▶ _DATA FOR THIS EXERCISE_:
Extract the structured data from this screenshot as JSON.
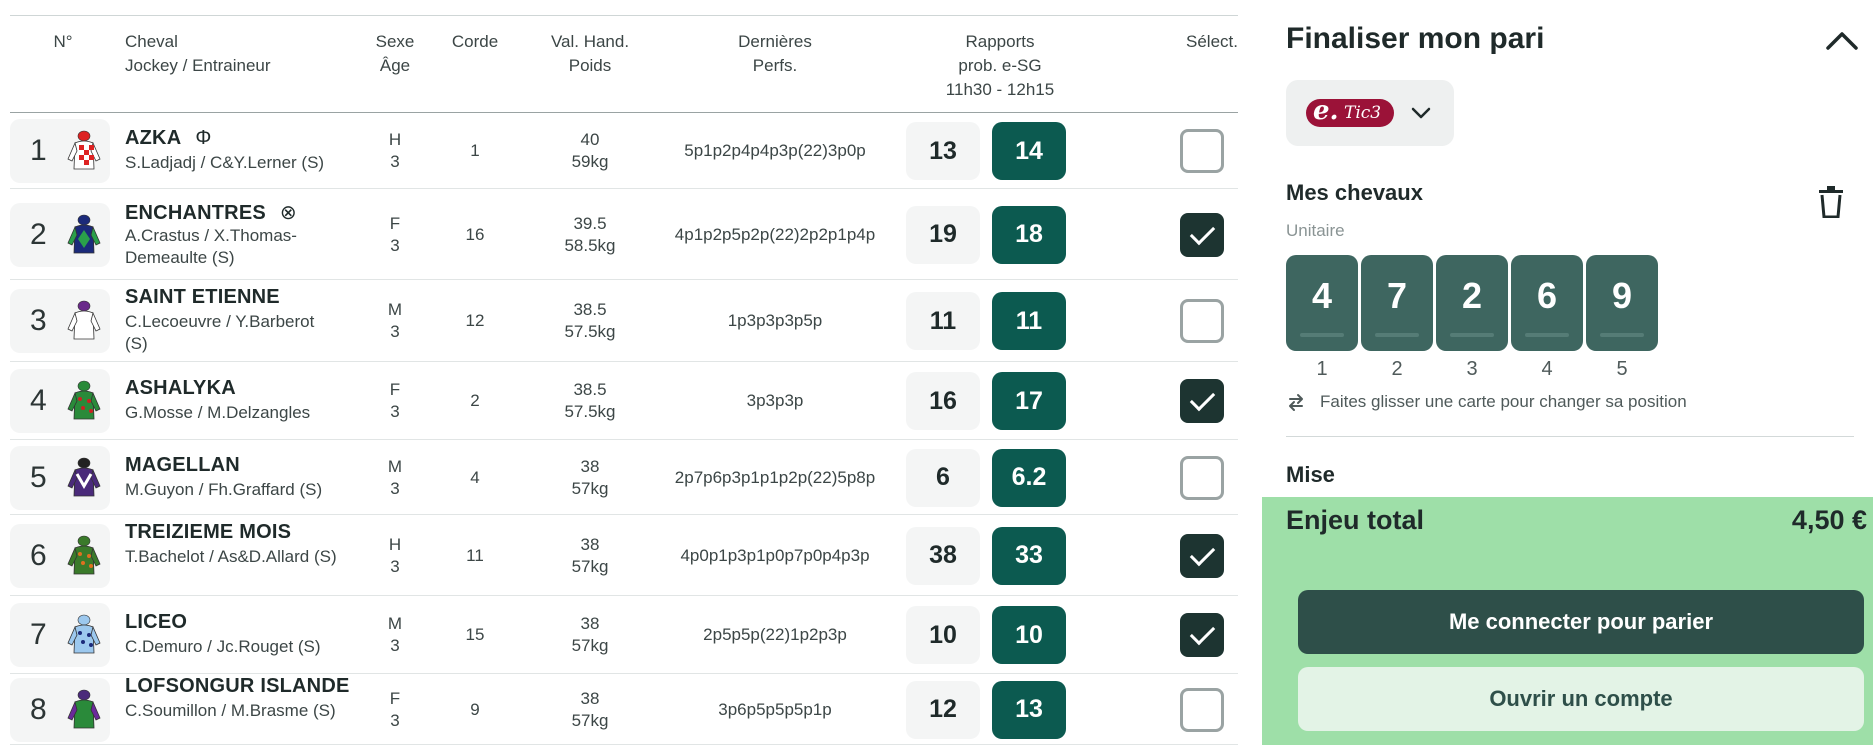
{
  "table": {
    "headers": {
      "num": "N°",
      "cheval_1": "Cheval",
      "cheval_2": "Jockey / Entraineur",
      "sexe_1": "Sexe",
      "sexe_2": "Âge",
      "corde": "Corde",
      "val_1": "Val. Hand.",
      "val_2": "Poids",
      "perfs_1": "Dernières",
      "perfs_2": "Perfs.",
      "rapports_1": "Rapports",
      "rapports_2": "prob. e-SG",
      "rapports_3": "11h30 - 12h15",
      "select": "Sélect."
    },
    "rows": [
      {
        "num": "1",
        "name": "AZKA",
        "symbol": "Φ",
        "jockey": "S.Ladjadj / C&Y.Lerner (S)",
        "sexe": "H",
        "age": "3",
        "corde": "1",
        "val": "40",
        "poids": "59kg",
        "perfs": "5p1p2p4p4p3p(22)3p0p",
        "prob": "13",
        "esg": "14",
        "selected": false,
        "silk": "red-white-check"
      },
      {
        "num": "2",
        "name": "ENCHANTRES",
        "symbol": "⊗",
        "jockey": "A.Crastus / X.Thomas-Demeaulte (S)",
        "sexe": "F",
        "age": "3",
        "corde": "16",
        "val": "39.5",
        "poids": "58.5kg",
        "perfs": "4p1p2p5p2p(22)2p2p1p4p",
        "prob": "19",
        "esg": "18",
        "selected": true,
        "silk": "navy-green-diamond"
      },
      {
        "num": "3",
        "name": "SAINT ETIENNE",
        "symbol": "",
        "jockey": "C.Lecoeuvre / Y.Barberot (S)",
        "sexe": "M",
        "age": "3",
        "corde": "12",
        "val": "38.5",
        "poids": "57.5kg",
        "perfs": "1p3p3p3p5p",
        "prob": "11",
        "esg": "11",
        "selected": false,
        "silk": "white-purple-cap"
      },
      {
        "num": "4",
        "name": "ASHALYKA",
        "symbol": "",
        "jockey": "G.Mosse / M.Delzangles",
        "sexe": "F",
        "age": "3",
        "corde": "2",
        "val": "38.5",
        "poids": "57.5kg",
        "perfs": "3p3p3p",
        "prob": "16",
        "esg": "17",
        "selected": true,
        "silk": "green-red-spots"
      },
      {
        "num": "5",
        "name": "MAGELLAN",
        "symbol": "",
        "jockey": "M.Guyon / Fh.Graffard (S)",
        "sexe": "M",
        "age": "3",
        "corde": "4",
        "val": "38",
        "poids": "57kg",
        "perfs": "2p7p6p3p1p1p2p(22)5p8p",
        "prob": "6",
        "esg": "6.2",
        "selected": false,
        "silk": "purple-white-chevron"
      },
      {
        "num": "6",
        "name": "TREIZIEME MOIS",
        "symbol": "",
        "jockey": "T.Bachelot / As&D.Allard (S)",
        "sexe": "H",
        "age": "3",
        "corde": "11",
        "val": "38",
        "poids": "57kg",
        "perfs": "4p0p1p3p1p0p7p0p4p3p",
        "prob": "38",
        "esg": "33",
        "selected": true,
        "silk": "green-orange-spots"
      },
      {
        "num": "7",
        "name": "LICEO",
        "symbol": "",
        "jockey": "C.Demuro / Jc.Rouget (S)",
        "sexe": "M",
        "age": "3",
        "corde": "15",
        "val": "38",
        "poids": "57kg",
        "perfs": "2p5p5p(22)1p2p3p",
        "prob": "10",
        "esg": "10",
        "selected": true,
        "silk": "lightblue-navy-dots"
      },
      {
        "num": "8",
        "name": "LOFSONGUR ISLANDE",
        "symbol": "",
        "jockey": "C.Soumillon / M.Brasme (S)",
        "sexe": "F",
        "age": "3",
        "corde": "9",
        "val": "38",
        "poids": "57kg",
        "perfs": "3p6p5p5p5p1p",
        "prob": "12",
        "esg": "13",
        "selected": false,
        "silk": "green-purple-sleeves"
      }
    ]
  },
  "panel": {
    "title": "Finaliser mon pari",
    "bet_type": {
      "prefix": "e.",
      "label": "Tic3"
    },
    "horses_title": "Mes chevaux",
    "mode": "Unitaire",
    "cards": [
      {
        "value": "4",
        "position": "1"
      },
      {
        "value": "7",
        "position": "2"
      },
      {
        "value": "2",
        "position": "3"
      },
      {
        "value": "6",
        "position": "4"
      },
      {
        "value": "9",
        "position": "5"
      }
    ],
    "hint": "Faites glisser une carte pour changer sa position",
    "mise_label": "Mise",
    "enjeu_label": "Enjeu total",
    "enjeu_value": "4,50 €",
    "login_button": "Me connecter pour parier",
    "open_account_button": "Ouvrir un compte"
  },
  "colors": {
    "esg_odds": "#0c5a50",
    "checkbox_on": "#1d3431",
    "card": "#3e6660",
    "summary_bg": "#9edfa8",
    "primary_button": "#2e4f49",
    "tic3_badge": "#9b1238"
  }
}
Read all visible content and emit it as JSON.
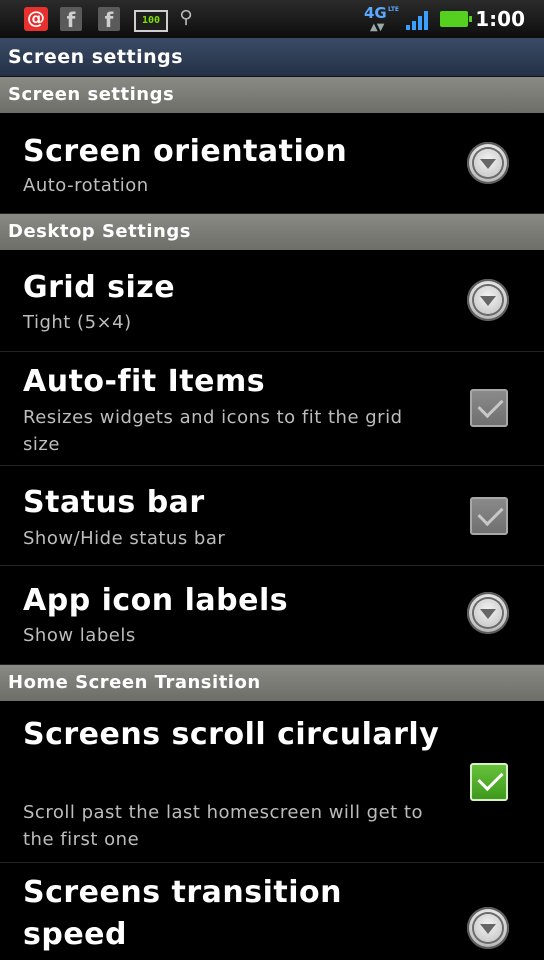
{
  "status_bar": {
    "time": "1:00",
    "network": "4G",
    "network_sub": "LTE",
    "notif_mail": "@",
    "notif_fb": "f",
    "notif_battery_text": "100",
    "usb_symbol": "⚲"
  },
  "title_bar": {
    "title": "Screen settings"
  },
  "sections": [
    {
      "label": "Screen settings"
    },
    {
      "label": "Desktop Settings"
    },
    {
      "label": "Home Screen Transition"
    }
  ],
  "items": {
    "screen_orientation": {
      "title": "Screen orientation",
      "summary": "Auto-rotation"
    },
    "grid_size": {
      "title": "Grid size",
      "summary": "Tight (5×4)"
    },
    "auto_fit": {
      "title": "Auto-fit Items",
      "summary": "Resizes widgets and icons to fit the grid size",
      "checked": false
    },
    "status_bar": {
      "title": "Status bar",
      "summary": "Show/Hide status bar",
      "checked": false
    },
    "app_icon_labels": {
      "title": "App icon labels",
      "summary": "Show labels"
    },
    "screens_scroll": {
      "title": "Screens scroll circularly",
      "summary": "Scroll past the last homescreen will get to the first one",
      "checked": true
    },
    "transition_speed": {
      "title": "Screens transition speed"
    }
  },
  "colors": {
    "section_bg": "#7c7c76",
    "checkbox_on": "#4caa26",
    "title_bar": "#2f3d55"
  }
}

▶ _OBJECTIVE_: From the line containing "Read all visible content and emit it as JSON." down to the last line of the entries above, copy each line exactly and nothing more. Leave pictures out.

▶ _SOLUTION FOR THIS TASK_:
Read all visible content and emit it as JSON.
{
  "status_bar": {
    "time": "1:00",
    "network": "4G",
    "network_sub": "LTE",
    "notif_mail": "@",
    "notif_fb": "f",
    "notif_battery_text": "100",
    "usb_symbol": "⚲"
  },
  "title_bar": {
    "title": "Screen settings"
  },
  "sections": [
    {
      "label": "Screen settings"
    },
    {
      "label": "Desktop Settings"
    },
    {
      "label": "Home Screen Transition"
    }
  ],
  "items": {
    "screen_orientation": {
      "title": "Screen orientation",
      "summary": "Auto-rotation"
    },
    "grid_size": {
      "title": "Grid size",
      "summary": "Tight (5×4)"
    },
    "auto_fit": {
      "title": "Auto-fit Items",
      "summary": "Resizes widgets and icons to fit the grid size",
      "checked": false
    },
    "status_bar": {
      "title": "Status bar",
      "summary": "Show/Hide status bar",
      "checked": false
    },
    "app_icon_labels": {
      "title": "App icon labels",
      "summary": "Show labels"
    },
    "screens_scroll": {
      "title": "Screens scroll circularly",
      "summary": "Scroll past the last homescreen will get to the first one",
      "checked": true
    },
    "transition_speed": {
      "title": "Screens transition speed"
    }
  },
  "colors": {
    "section_bg": "#7c7c76",
    "checkbox_on": "#4caa26",
    "title_bar": "#2f3d55"
  }
}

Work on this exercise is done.